## Supplied information
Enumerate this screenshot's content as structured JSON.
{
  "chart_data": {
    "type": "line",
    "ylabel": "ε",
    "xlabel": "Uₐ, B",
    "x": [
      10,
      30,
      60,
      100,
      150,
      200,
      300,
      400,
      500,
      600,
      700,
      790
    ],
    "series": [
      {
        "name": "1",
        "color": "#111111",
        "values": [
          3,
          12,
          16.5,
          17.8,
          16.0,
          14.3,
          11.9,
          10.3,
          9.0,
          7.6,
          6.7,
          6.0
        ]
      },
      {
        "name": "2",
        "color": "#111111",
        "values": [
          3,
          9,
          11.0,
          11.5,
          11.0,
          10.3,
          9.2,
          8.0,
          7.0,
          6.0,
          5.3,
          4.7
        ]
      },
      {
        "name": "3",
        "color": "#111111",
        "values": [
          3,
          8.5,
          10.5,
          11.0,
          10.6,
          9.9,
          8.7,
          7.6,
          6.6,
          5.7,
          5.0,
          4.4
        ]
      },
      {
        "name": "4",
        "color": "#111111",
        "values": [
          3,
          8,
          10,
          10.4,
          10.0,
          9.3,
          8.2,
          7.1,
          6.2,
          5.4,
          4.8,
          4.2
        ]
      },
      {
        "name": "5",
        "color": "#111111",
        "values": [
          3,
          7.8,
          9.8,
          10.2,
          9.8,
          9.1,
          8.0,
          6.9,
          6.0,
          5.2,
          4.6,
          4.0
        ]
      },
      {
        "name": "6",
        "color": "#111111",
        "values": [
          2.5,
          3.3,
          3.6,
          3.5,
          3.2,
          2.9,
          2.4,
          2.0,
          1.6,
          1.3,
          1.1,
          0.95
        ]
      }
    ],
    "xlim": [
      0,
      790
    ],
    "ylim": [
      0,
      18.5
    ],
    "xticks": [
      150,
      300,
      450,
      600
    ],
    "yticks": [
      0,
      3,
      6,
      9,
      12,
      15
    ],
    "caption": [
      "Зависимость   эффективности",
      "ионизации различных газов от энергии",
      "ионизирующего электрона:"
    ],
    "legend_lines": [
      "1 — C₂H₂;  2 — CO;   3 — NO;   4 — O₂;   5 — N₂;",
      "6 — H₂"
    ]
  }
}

## Your objective
Return all of the above records exactly, leaving no line out.

## Exercise solution
Enumerate this screenshot's content as structured JSON.
{
  "chart_data": {
    "type": "line",
    "ylabel": "ε",
    "xlabel": "Uₐ, B",
    "x": [
      10,
      30,
      60,
      100,
      150,
      200,
      300,
      400,
      500,
      600,
      700,
      790
    ],
    "series": [
      {
        "name": "1",
        "color": "#111111",
        "values": [
          3,
          12,
          16.5,
          17.8,
          16.0,
          14.3,
          11.9,
          10.3,
          9.0,
          7.6,
          6.7,
          6.0
        ]
      },
      {
        "name": "2",
        "color": "#111111",
        "values": [
          3,
          9,
          11.0,
          11.5,
          11.0,
          10.3,
          9.2,
          8.0,
          7.0,
          6.0,
          5.3,
          4.7
        ]
      },
      {
        "name": "3",
        "color": "#111111",
        "values": [
          3,
          8.5,
          10.5,
          11.0,
          10.6,
          9.9,
          8.7,
          7.6,
          6.6,
          5.7,
          5.0,
          4.4
        ]
      },
      {
        "name": "4",
        "color": "#111111",
        "values": [
          3,
          8,
          10,
          10.4,
          10.0,
          9.3,
          8.2,
          7.1,
          6.2,
          5.4,
          4.8,
          4.2
        ]
      },
      {
        "name": "5",
        "color": "#111111",
        "values": [
          3,
          7.8,
          9.8,
          10.2,
          9.8,
          9.1,
          8.0,
          6.9,
          6.0,
          5.2,
          4.6,
          4.0
        ]
      },
      {
        "name": "6",
        "color": "#111111",
        "values": [
          2.5,
          3.3,
          3.6,
          3.5,
          3.2,
          2.9,
          2.4,
          2.0,
          1.6,
          1.3,
          1.1,
          0.95
        ]
      }
    ],
    "xlim": [
      0,
      790
    ],
    "ylim": [
      0,
      18.5
    ],
    "xticks": [
      150,
      300,
      450,
      600
    ],
    "yticks": [
      0,
      3,
      6,
      9,
      12,
      15
    ],
    "caption": [
      "Зависимость   эффективности",
      "ионизации различных газов от энергии",
      "ионизирующего электрона:"
    ],
    "legend_lines": [
      "1 — C₂H₂;  2 — CO;   3 — NO;   4 — O₂;   5 — N₂;",
      "6 — H₂"
    ]
  }
}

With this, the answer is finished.